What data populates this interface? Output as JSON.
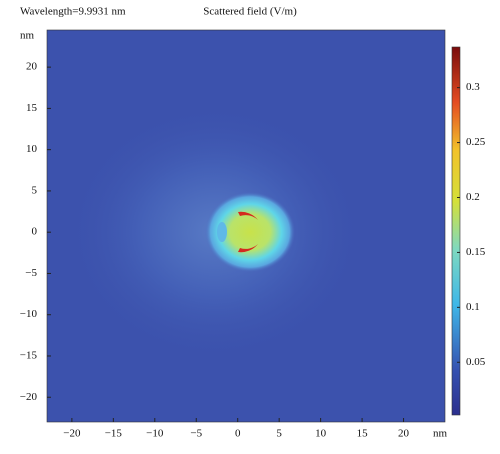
{
  "chart_data": {
    "type": "heatmap",
    "title": "Scattered field (V/m)",
    "subtitle": "Wavelength=9.9931 nm",
    "x_label": "nm",
    "y_label": "nm",
    "xlim": [
      -23,
      25
    ],
    "ylim": [
      -23,
      24.5
    ],
    "xticks": [
      {
        "value": -20,
        "label": "−20"
      },
      {
        "value": -15,
        "label": "−15"
      },
      {
        "value": -10,
        "label": "−10"
      },
      {
        "value": -5,
        "label": "−5"
      },
      0,
      5,
      10,
      15,
      20
    ],
    "yticks": [
      {
        "value": -20,
        "label": "−20"
      },
      {
        "value": -15,
        "label": "−15"
      },
      {
        "value": -10,
        "label": "−10"
      },
      {
        "value": -5,
        "label": "−5"
      },
      0,
      5,
      10,
      15,
      20
    ],
    "colorbar": {
      "lim": [
        0.002,
        0.337
      ],
      "ticks": [
        0.05,
        0.1,
        0.15,
        0.2,
        0.25,
        0.3
      ]
    }
  }
}
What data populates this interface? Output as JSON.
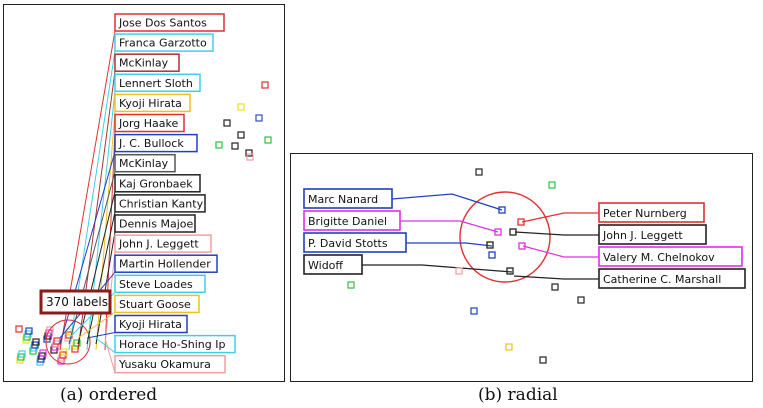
{
  "panels": [
    {
      "caption": "(a)  ordered",
      "badge": "370 labels",
      "labels": [
        {
          "text": "Jose Dos Santos",
          "color": "#e03030"
        },
        {
          "text": "Franca Garzotto",
          "color": "#3fd0e8"
        },
        {
          "text": "McKinlay",
          "color": "#b03030"
        },
        {
          "text": "Lennert Sloth",
          "color": "#3fd0e8"
        },
        {
          "text": "Kyoji Hirata",
          "color": "#f0c020"
        },
        {
          "text": "Jorg Haake",
          "color": "#e03030"
        },
        {
          "text": "J. C. Bullock",
          "color": "#2040c0"
        },
        {
          "text": "McKinlay",
          "color": "#555555"
        },
        {
          "text": "Kaj Gronbaek",
          "color": "#222222"
        },
        {
          "text": "Christian Kanty",
          "color": "#222222"
        },
        {
          "text": "Dennis Majoe",
          "color": "#222222"
        },
        {
          "text": "John J. Leggett",
          "color": "#f0a0a0"
        },
        {
          "text": "Martin Hollender",
          "color": "#2040c0"
        },
        {
          "text": "Steve Loades",
          "color": "#3fd0e8"
        },
        {
          "text": "Stuart Goose",
          "color": "#f0c020"
        },
        {
          "text": "Kyoji Hirata",
          "color": "#2040c0"
        },
        {
          "text": "Horace Ho-Shing Ip",
          "color": "#3fd0e8"
        },
        {
          "text": "Yusaku Okamura",
          "color": "#f0a0a0"
        }
      ],
      "scatter_colors": [
        "#e03030",
        "#f0e020",
        "#3050c0",
        "#222222",
        "#30c040",
        "#f0a0a0"
      ]
    },
    {
      "caption": "(b)  radial",
      "left_labels": [
        {
          "text": "Marc Nanard",
          "color": "#2040c0"
        },
        {
          "text": "Brigitte Daniel",
          "color": "#e030e0"
        },
        {
          "text": "P. David Stotts",
          "color": "#2040c0"
        },
        {
          "text": "Widoff",
          "color": "#222222"
        }
      ],
      "right_labels": [
        {
          "text": "Peter Nurnberg",
          "color": "#e03030"
        },
        {
          "text": "John J. Leggett",
          "color": "#222222"
        },
        {
          "text": "Valery M. Chelnokov",
          "color": "#e030e0"
        },
        {
          "text": "Catherine C. Marshall",
          "color": "#222222"
        }
      ],
      "circle_color": "#e03030"
    }
  ]
}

■ ■ ■

Written request:
Extract the entries in full, exactly as they are, minus the pictures.

Output for this task:
What data populates this interface? Output as JSON.
{
  "chart_data": {
    "type": "heatmap",
    "title": "Scattered field (V/m)",
    "subtitle": "Wavelength=9.9931 nm",
    "x_label": "nm",
    "y_label": "nm",
    "xlim": [
      -23,
      25
    ],
    "ylim": [
      -23,
      24.5
    ],
    "xticks": [
      {
        "value": -20,
        "label": "−20"
      },
      {
        "value": -15,
        "label": "−15"
      },
      {
        "value": -10,
        "label": "−10"
      },
      {
        "value": -5,
        "label": "−5"
      },
      0,
      5,
      10,
      15,
      20
    ],
    "yticks": [
      {
        "value": -20,
        "label": "−20"
      },
      {
        "value": -15,
        "label": "−15"
      },
      {
        "value": -10,
        "label": "−10"
      },
      {
        "value": -5,
        "label": "−5"
      },
      0,
      5,
      10,
      15,
      20
    ],
    "colorbar": {
      "lim": [
        0.002,
        0.337
      ],
      "ticks": [
        0.05,
        0.1,
        0.15,
        0.2,
        0.25,
        0.3
      ]
    }
  }
}
What data populates this interface? Output as JSON.
{
  "panels": [
    {
      "caption": "(a)  ordered",
      "badge": "370 labels",
      "labels": [
        {
          "text": "Jose Dos Santos",
          "color": "#e03030"
        },
        {
          "text": "Franca Garzotto",
          "color": "#3fd0e8"
        },
        {
          "text": "McKinlay",
          "color": "#b03030"
        },
        {
          "text": "Lennert Sloth",
          "color": "#3fd0e8"
        },
        {
          "text": "Kyoji Hirata",
          "color": "#f0c020"
        },
        {
          "text": "Jorg Haake",
          "color": "#e03030"
        },
        {
          "text": "J. C. Bullock",
          "color": "#2040c0"
        },
        {
          "text": "McKinlay",
          "color": "#555555"
        },
        {
          "text": "Kaj Gronbaek",
          "color": "#222222"
        },
        {
          "text": "Christian Kanty",
          "color": "#222222"
        },
        {
          "text": "Dennis Majoe",
          "color": "#222222"
        },
        {
          "text": "John J. Leggett",
          "color": "#f0a0a0"
        },
        {
          "text": "Martin Hollender",
          "color": "#2040c0"
        },
        {
          "text": "Steve Loades",
          "color": "#3fd0e8"
        },
        {
          "text": "Stuart Goose",
          "color": "#f0c020"
        },
        {
          "text": "Kyoji Hirata",
          "color": "#2040c0"
        },
        {
          "text": "Horace Ho-Shing Ip",
          "color": "#3fd0e8"
        },
        {
          "text": "Yusaku Okamura",
          "color": "#f0a0a0"
        }
      ],
      "scatter_colors": [
        "#e03030",
        "#f0e020",
        "#3050c0",
        "#222222",
        "#30c040",
        "#f0a0a0"
      ]
    },
    {
      "caption": "(b)  radial",
      "left_labels": [
        {
          "text": "Marc Nanard",
          "color": "#2040c0"
        },
        {
          "text": "Brigitte Daniel",
          "color": "#e030e0"
        },
        {
          "text": "P. David Stotts",
          "color": "#2040c0"
        },
        {
          "text": "Widoff",
          "color": "#222222"
        }
      ],
      "right_labels": [
        {
          "text": "Peter Nurnberg",
          "color": "#e03030"
        },
        {
          "text": "John J. Leggett",
          "color": "#222222"
        },
        {
          "text": "Valery M. Chelnokov",
          "color": "#e030e0"
        },
        {
          "text": "Catherine C. Marshall",
          "color": "#222222"
        }
      ],
      "circle_color": "#e03030"
    }
  ]
}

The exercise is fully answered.